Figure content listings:
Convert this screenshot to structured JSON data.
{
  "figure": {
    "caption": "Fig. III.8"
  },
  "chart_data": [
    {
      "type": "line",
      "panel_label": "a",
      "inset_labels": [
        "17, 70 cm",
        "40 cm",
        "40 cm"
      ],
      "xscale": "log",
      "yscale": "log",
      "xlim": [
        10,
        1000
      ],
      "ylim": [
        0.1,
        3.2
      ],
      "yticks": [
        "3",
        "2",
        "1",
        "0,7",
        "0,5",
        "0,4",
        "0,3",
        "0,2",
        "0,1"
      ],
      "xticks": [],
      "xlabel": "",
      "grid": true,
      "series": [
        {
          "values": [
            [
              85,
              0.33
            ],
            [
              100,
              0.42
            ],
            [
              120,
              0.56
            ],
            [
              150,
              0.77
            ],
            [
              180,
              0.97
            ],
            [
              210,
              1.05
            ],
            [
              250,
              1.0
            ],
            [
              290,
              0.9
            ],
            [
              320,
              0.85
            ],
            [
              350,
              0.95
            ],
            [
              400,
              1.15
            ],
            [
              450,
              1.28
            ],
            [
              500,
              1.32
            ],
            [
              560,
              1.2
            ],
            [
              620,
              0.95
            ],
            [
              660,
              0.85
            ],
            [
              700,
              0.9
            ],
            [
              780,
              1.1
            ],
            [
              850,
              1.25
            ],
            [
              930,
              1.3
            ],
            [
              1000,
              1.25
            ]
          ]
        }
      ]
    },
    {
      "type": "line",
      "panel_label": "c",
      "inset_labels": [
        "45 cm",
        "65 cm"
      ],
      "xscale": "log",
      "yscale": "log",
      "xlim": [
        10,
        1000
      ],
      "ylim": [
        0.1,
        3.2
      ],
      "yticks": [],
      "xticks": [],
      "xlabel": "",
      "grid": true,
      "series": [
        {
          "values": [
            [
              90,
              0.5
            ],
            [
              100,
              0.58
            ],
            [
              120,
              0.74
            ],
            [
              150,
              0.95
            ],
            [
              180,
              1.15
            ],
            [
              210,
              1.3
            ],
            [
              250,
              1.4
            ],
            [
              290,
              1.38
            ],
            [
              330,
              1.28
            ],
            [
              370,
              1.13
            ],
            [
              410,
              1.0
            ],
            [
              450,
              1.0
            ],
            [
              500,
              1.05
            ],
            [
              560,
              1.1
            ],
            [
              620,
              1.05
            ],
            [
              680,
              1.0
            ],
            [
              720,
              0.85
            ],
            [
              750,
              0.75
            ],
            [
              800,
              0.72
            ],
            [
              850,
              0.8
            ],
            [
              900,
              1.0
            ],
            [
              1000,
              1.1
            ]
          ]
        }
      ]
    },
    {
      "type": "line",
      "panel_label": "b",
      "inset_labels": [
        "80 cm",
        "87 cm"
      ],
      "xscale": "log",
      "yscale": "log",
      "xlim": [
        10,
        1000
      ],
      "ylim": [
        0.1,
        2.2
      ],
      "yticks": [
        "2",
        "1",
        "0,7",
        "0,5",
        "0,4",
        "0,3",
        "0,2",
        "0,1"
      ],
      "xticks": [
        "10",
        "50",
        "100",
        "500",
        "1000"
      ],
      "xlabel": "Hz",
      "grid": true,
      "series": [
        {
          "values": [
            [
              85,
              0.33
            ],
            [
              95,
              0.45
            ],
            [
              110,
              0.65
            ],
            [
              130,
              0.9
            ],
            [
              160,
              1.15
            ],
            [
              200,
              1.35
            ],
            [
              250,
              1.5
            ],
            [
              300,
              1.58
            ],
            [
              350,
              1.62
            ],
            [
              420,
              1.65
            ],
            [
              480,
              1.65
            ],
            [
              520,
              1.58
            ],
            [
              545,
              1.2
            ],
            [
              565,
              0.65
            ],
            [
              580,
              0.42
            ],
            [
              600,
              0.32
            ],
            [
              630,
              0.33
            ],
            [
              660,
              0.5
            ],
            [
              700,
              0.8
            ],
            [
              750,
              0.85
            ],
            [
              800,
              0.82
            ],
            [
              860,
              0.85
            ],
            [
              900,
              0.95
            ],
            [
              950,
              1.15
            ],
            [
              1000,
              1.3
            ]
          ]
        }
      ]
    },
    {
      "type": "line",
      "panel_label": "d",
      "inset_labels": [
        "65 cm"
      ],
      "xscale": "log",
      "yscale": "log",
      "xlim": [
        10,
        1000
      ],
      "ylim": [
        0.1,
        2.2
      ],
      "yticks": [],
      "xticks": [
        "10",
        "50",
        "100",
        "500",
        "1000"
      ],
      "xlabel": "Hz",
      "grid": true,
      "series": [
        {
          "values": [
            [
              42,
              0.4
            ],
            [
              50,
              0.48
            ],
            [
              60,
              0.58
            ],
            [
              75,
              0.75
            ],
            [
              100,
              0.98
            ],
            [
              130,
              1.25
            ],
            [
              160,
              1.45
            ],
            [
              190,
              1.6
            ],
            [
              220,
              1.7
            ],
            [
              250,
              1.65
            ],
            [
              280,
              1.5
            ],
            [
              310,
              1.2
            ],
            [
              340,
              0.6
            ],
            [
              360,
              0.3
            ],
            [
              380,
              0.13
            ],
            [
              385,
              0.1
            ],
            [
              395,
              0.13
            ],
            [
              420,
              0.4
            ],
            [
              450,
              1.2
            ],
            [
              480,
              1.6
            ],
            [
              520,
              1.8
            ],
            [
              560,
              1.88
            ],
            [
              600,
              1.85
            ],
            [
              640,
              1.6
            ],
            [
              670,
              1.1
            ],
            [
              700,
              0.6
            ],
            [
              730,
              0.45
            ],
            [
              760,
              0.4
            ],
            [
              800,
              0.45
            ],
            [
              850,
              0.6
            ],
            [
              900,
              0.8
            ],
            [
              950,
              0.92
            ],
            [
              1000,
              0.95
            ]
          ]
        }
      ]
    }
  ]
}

→ **REQUIRED WORK**
Output the entries verbatim.

→ **RESULT**
Convert this screenshot to structured JSON data.
{
  "figure": {
    "caption": "Fig. III.8"
  },
  "chart_data": [
    {
      "type": "line",
      "panel_label": "a",
      "inset_labels": [
        "17, 70 cm",
        "40 cm",
        "40 cm"
      ],
      "xscale": "log",
      "yscale": "log",
      "xlim": [
        10,
        1000
      ],
      "ylim": [
        0.1,
        3.2
      ],
      "yticks": [
        "3",
        "2",
        "1",
        "0,7",
        "0,5",
        "0,4",
        "0,3",
        "0,2",
        "0,1"
      ],
      "xticks": [],
      "xlabel": "",
      "grid": true,
      "series": [
        {
          "values": [
            [
              85,
              0.33
            ],
            [
              100,
              0.42
            ],
            [
              120,
              0.56
            ],
            [
              150,
              0.77
            ],
            [
              180,
              0.97
            ],
            [
              210,
              1.05
            ],
            [
              250,
              1.0
            ],
            [
              290,
              0.9
            ],
            [
              320,
              0.85
            ],
            [
              350,
              0.95
            ],
            [
              400,
              1.15
            ],
            [
              450,
              1.28
            ],
            [
              500,
              1.32
            ],
            [
              560,
              1.2
            ],
            [
              620,
              0.95
            ],
            [
              660,
              0.85
            ],
            [
              700,
              0.9
            ],
            [
              780,
              1.1
            ],
            [
              850,
              1.25
            ],
            [
              930,
              1.3
            ],
            [
              1000,
              1.25
            ]
          ]
        }
      ]
    },
    {
      "type": "line",
      "panel_label": "c",
      "inset_labels": [
        "45 cm",
        "65 cm"
      ],
      "xscale": "log",
      "yscale": "log",
      "xlim": [
        10,
        1000
      ],
      "ylim": [
        0.1,
        3.2
      ],
      "yticks": [],
      "xticks": [],
      "xlabel": "",
      "grid": true,
      "series": [
        {
          "values": [
            [
              90,
              0.5
            ],
            [
              100,
              0.58
            ],
            [
              120,
              0.74
            ],
            [
              150,
              0.95
            ],
            [
              180,
              1.15
            ],
            [
              210,
              1.3
            ],
            [
              250,
              1.4
            ],
            [
              290,
              1.38
            ],
            [
              330,
              1.28
            ],
            [
              370,
              1.13
            ],
            [
              410,
              1.0
            ],
            [
              450,
              1.0
            ],
            [
              500,
              1.05
            ],
            [
              560,
              1.1
            ],
            [
              620,
              1.05
            ],
            [
              680,
              1.0
            ],
            [
              720,
              0.85
            ],
            [
              750,
              0.75
            ],
            [
              800,
              0.72
            ],
            [
              850,
              0.8
            ],
            [
              900,
              1.0
            ],
            [
              1000,
              1.1
            ]
          ]
        }
      ]
    },
    {
      "type": "line",
      "panel_label": "b",
      "inset_labels": [
        "80 cm",
        "87 cm"
      ],
      "xscale": "log",
      "yscale": "log",
      "xlim": [
        10,
        1000
      ],
      "ylim": [
        0.1,
        2.2
      ],
      "yticks": [
        "2",
        "1",
        "0,7",
        "0,5",
        "0,4",
        "0,3",
        "0,2",
        "0,1"
      ],
      "xticks": [
        "10",
        "50",
        "100",
        "500",
        "1000"
      ],
      "xlabel": "Hz",
      "grid": true,
      "series": [
        {
          "values": [
            [
              85,
              0.33
            ],
            [
              95,
              0.45
            ],
            [
              110,
              0.65
            ],
            [
              130,
              0.9
            ],
            [
              160,
              1.15
            ],
            [
              200,
              1.35
            ],
            [
              250,
              1.5
            ],
            [
              300,
              1.58
            ],
            [
              350,
              1.62
            ],
            [
              420,
              1.65
            ],
            [
              480,
              1.65
            ],
            [
              520,
              1.58
            ],
            [
              545,
              1.2
            ],
            [
              565,
              0.65
            ],
            [
              580,
              0.42
            ],
            [
              600,
              0.32
            ],
            [
              630,
              0.33
            ],
            [
              660,
              0.5
            ],
            [
              700,
              0.8
            ],
            [
              750,
              0.85
            ],
            [
              800,
              0.82
            ],
            [
              860,
              0.85
            ],
            [
              900,
              0.95
            ],
            [
              950,
              1.15
            ],
            [
              1000,
              1.3
            ]
          ]
        }
      ]
    },
    {
      "type": "line",
      "panel_label": "d",
      "inset_labels": [
        "65 cm"
      ],
      "xscale": "log",
      "yscale": "log",
      "xlim": [
        10,
        1000
      ],
      "ylim": [
        0.1,
        2.2
      ],
      "yticks": [],
      "xticks": [
        "10",
        "50",
        "100",
        "500",
        "1000"
      ],
      "xlabel": "Hz",
      "grid": true,
      "series": [
        {
          "values": [
            [
              42,
              0.4
            ],
            [
              50,
              0.48
            ],
            [
              60,
              0.58
            ],
            [
              75,
              0.75
            ],
            [
              100,
              0.98
            ],
            [
              130,
              1.25
            ],
            [
              160,
              1.45
            ],
            [
              190,
              1.6
            ],
            [
              220,
              1.7
            ],
            [
              250,
              1.65
            ],
            [
              280,
              1.5
            ],
            [
              310,
              1.2
            ],
            [
              340,
              0.6
            ],
            [
              360,
              0.3
            ],
            [
              380,
              0.13
            ],
            [
              385,
              0.1
            ],
            [
              395,
              0.13
            ],
            [
              420,
              0.4
            ],
            [
              450,
              1.2
            ],
            [
              480,
              1.6
            ],
            [
              520,
              1.8
            ],
            [
              560,
              1.88
            ],
            [
              600,
              1.85
            ],
            [
              640,
              1.6
            ],
            [
              670,
              1.1
            ],
            [
              700,
              0.6
            ],
            [
              730,
              0.45
            ],
            [
              760,
              0.4
            ],
            [
              800,
              0.45
            ],
            [
              850,
              0.6
            ],
            [
              900,
              0.8
            ],
            [
              950,
              0.92
            ],
            [
              1000,
              0.95
            ]
          ]
        }
      ]
    }
  ]
}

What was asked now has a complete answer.